Aim of the task => Which of the rows below contain the word "embedded", with uppercase and lowercase treated as different? Show each such row in full.

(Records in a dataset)
###

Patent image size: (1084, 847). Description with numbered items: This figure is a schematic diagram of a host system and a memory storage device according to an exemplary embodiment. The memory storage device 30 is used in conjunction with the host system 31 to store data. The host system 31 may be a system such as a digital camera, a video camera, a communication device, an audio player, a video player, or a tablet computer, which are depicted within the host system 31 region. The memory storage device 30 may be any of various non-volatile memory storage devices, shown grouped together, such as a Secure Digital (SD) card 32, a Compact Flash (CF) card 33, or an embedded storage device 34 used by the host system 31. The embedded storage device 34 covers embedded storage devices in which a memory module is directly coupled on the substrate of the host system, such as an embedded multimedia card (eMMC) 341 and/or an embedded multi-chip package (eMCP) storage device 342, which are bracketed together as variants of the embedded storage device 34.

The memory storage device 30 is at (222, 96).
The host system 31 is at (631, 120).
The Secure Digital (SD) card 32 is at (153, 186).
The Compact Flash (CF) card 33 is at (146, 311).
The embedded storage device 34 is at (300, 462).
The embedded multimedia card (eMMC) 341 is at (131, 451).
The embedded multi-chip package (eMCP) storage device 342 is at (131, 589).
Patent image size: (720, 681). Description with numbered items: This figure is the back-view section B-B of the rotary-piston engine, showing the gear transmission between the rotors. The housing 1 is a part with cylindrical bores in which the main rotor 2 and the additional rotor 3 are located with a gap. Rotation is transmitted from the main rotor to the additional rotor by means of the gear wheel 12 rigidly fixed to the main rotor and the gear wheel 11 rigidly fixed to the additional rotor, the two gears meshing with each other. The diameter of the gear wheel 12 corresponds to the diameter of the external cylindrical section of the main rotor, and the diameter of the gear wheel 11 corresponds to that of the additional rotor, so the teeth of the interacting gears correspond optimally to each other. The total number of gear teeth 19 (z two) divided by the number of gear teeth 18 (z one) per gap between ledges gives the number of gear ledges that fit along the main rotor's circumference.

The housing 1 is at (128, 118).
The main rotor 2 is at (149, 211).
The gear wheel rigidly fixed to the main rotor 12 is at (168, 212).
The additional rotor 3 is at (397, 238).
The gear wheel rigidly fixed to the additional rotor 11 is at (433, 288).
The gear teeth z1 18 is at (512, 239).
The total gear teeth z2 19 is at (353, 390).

###

Complete answer =>
Patent image size: (1084, 847). Description with numbered items: This figure is a schematic diagram of a host system and a memory storage device according to an exemplary embodiment. The memory storage device 30 is used in conjunction with the host system 31 to store data. The host system 31 may be a system such as a digital camera, a video camera, a communication device, an audio player, a video player, or a tablet computer, which are depicted within the host system 31 region. The memory storage device 30 may be any of various non-volatile memory storage devices, shown grouped together, such as a Secure Digital (SD) card 32, a Compact Flash (CF) card 33, or an embedded storage device 34 used by the host system 31. The embedded storage device 34 covers embedded storage devices in which a memory module is directly coupled on the substrate of the host system, such as an embedded multimedia card (eMMC) 341 and/or an embedded multi-chip package (eMCP) storage device 342, which are bracketed together as variants of the embedded storage device 34.
The embedded storage device 34 is at (300, 462).
The embedded multimedia card (eMMC) 341 is at (131, 451).
The embedded multi-chip package (eMCP) storage device 342 is at (131, 589).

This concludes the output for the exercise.